**EXERCISE PROMPT**
Review the material line by line. Identify and copy every line that contains the string "image".

**PROVIDED INFORMATION**
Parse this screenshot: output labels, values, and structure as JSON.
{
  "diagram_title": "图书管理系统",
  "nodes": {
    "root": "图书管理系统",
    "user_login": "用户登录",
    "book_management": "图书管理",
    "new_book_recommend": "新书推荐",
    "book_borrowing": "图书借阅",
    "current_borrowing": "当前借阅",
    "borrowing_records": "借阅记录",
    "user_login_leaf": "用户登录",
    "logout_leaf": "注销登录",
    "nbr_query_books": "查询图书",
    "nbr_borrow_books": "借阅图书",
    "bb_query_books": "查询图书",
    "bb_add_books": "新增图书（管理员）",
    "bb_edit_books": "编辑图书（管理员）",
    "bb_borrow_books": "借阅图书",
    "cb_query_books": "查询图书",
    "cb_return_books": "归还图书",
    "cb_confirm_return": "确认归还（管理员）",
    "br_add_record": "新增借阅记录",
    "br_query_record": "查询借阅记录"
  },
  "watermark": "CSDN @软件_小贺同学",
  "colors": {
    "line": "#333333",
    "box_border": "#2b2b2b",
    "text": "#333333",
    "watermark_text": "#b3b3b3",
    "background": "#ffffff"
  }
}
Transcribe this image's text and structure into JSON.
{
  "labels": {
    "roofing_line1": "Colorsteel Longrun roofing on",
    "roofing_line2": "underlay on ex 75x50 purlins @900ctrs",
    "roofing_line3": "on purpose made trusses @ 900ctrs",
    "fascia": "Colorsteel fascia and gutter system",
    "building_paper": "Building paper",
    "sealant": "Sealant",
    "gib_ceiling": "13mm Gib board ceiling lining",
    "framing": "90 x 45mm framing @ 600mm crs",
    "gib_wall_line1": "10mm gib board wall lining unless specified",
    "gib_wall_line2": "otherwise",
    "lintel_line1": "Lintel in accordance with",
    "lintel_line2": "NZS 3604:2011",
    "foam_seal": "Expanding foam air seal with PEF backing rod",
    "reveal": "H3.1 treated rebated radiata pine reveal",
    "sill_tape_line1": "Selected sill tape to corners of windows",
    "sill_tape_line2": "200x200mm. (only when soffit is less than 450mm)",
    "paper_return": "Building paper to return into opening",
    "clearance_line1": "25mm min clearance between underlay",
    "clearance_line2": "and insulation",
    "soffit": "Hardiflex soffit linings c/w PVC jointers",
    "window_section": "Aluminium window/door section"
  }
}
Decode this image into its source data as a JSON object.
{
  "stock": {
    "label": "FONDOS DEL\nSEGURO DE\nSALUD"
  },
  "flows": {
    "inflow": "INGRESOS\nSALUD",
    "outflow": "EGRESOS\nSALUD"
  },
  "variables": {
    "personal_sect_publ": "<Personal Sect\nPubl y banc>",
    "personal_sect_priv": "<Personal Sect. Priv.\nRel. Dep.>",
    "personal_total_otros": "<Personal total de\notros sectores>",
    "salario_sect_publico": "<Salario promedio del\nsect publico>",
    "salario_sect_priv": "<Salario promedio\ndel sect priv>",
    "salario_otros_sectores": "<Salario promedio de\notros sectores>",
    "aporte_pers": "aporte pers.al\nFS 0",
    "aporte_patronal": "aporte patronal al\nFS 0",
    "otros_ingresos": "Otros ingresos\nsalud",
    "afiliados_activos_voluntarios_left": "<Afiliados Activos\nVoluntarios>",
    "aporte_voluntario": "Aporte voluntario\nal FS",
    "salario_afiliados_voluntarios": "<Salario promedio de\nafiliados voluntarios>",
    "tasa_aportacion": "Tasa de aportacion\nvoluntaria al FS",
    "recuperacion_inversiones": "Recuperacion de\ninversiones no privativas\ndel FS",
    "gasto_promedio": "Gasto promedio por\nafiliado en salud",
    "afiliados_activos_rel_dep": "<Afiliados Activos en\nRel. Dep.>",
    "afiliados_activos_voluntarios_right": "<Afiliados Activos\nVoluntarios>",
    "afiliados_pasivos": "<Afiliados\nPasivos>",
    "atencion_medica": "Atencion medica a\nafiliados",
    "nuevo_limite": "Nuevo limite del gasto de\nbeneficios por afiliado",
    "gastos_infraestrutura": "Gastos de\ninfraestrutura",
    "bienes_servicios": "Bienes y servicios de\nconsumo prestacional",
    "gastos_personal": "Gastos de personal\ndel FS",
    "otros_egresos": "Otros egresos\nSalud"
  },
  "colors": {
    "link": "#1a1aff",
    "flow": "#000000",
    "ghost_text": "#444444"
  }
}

**RESPONSE**
Transcribe this image's text and structure into JSON.
Decode this image into its source data as a JSON object.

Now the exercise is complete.